BRIEF:
Below are some entries. Copy each line that holds the string "счетчика".

# RECORDS start

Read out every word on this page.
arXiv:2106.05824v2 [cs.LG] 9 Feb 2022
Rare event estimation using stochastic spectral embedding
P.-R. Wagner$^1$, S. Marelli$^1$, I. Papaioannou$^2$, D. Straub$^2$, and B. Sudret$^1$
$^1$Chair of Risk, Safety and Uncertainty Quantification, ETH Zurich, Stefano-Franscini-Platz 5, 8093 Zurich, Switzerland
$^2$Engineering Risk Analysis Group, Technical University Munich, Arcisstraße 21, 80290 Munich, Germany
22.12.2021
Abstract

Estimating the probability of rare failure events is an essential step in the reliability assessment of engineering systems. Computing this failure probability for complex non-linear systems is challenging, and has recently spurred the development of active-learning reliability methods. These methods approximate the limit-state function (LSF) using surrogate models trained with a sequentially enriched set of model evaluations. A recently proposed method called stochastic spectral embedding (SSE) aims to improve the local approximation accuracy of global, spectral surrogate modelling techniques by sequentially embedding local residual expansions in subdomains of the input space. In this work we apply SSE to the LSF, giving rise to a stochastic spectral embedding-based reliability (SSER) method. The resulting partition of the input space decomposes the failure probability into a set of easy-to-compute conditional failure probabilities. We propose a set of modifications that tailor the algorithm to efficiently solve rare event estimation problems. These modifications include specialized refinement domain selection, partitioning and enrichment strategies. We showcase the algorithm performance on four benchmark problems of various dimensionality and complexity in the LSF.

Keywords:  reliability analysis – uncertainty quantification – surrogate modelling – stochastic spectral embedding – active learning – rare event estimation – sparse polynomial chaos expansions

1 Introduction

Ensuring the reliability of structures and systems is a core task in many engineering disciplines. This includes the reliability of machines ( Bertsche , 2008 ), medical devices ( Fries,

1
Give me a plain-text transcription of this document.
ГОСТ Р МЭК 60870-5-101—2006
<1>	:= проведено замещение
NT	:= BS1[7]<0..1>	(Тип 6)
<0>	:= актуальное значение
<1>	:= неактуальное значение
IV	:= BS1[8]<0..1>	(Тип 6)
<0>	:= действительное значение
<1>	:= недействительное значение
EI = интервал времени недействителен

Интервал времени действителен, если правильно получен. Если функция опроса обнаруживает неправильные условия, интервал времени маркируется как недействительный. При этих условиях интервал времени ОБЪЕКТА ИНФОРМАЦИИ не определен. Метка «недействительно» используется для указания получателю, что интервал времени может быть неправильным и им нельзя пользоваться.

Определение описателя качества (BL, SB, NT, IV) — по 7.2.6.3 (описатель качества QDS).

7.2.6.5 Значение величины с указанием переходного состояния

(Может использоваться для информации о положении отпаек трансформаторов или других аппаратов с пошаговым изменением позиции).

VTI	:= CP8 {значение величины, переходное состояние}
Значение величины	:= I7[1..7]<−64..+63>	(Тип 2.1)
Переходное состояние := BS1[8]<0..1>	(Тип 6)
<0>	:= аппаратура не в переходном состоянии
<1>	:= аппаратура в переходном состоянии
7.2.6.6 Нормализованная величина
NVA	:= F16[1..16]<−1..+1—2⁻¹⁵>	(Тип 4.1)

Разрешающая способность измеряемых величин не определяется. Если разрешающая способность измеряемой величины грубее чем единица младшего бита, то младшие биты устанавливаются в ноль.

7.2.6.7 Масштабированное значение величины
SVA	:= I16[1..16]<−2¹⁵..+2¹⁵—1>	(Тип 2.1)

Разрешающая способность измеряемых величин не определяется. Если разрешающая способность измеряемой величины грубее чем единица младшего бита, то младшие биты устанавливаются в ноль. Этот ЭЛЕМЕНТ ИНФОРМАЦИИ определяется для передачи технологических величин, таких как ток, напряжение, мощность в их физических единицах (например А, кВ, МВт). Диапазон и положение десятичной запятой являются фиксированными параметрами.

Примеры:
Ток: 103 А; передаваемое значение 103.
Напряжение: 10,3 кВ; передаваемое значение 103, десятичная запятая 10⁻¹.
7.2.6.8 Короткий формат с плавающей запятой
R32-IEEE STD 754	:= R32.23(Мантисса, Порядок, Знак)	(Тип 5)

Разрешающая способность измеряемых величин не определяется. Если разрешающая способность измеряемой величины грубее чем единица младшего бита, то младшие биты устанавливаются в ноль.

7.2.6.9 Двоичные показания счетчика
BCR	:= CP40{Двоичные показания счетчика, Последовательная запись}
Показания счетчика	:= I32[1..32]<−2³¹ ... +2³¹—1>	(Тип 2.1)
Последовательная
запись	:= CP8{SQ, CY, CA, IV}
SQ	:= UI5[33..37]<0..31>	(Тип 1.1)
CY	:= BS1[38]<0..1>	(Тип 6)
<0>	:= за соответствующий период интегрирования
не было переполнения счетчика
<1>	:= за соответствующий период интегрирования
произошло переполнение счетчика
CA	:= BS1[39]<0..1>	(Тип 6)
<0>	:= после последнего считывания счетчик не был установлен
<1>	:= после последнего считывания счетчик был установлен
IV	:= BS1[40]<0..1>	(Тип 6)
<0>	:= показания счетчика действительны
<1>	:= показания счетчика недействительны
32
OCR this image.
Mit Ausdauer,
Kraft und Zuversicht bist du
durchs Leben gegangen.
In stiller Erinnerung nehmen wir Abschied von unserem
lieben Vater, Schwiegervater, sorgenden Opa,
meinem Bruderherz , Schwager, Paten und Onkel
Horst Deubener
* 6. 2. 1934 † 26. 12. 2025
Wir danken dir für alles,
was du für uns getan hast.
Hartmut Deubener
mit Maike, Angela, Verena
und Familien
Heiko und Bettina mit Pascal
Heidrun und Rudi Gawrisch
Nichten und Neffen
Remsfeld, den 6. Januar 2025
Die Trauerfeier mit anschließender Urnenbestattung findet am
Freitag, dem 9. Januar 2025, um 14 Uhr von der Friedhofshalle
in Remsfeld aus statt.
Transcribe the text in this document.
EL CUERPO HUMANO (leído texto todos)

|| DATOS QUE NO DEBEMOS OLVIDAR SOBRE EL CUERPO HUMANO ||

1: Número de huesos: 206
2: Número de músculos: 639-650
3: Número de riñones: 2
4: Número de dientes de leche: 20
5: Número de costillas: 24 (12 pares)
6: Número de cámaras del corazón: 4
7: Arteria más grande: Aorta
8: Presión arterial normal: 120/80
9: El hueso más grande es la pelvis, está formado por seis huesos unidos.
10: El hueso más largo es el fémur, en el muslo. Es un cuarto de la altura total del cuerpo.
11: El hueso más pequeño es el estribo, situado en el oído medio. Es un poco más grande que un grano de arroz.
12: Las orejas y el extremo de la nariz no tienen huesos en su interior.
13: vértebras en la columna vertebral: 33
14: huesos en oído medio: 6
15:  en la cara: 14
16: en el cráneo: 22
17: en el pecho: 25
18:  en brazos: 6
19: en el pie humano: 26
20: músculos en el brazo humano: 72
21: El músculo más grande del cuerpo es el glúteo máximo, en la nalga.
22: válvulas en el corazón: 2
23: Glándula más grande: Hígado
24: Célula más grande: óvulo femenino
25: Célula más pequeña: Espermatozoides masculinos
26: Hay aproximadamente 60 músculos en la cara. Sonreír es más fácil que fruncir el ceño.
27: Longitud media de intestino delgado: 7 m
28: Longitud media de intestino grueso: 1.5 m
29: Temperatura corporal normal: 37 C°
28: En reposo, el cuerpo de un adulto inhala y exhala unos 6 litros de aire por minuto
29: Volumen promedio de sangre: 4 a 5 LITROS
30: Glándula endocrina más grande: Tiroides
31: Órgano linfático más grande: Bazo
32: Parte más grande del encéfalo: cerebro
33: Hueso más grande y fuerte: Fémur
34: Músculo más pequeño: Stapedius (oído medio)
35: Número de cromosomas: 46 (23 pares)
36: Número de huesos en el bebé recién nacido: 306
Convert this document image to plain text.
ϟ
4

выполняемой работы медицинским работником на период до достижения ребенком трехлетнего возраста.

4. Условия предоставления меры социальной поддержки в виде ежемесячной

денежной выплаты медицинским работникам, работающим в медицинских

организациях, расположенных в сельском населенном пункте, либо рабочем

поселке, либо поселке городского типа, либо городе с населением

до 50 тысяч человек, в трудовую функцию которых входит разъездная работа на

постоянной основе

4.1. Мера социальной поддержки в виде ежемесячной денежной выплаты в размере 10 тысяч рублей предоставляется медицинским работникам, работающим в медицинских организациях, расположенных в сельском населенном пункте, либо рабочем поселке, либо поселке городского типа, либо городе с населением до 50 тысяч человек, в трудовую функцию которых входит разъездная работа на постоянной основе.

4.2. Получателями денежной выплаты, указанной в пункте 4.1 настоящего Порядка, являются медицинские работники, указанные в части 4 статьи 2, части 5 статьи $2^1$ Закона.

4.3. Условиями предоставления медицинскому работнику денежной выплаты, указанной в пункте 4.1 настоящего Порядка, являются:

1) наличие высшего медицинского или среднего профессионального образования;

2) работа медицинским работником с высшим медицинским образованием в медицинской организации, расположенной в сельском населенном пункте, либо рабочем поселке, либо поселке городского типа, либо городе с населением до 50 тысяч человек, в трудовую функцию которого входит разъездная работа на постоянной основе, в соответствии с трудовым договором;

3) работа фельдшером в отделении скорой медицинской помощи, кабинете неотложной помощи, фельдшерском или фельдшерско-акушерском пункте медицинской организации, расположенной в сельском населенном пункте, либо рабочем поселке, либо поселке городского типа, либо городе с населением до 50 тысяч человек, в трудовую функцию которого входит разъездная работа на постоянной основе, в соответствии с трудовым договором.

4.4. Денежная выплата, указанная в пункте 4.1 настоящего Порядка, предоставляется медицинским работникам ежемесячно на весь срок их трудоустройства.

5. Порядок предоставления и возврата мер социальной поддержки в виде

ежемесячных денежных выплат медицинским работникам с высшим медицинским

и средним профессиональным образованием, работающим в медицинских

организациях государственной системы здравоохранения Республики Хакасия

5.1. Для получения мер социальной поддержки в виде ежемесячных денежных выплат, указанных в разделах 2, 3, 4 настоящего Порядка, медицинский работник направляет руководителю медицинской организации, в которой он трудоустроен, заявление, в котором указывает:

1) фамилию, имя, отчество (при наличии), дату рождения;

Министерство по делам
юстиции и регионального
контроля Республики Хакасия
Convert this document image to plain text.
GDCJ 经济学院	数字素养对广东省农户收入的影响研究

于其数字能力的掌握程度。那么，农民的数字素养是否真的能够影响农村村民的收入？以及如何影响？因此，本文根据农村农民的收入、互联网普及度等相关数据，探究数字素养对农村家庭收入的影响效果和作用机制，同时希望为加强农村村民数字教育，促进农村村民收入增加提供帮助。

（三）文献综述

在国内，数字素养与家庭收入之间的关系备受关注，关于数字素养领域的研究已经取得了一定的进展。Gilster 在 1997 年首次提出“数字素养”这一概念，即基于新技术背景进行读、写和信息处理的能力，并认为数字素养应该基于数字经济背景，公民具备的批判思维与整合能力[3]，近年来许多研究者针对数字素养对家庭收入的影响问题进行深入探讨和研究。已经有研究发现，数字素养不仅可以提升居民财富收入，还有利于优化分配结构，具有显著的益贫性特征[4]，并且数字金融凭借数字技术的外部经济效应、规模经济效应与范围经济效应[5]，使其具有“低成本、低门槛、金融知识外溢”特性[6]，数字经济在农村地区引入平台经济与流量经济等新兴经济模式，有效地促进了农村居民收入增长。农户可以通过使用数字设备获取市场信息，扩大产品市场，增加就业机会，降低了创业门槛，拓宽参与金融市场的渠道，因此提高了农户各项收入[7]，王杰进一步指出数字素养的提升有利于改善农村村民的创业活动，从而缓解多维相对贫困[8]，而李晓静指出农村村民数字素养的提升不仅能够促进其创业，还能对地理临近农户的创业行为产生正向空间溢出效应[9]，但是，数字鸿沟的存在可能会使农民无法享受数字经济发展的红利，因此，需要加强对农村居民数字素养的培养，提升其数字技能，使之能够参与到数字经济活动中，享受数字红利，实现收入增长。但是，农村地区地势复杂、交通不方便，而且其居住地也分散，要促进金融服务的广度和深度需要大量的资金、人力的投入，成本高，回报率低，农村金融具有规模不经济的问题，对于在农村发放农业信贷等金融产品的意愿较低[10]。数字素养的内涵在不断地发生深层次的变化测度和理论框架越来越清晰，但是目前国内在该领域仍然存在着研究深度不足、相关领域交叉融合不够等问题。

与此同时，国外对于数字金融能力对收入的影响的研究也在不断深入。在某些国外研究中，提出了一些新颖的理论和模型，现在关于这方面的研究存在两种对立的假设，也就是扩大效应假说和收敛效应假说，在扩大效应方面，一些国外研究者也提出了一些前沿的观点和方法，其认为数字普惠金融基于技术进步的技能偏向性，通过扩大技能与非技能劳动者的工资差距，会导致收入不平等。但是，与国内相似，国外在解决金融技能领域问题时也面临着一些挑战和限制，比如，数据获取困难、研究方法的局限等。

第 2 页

# RECORDS end

FINAL ANSWER:
7.2.6.9 Двоичные показания счетчика
BCR	:= CP40{Двоичные показания счетчика, Последовательная запись}
Показания счетчика	:= I32[1..32]<−2³¹ ... +2³¹—1>	(Тип 2.1)
не было переполнения счетчика
произошло переполнение счетчика
<0>	:= показания счетчика действительны
<1>	:= показания счетчика недействительны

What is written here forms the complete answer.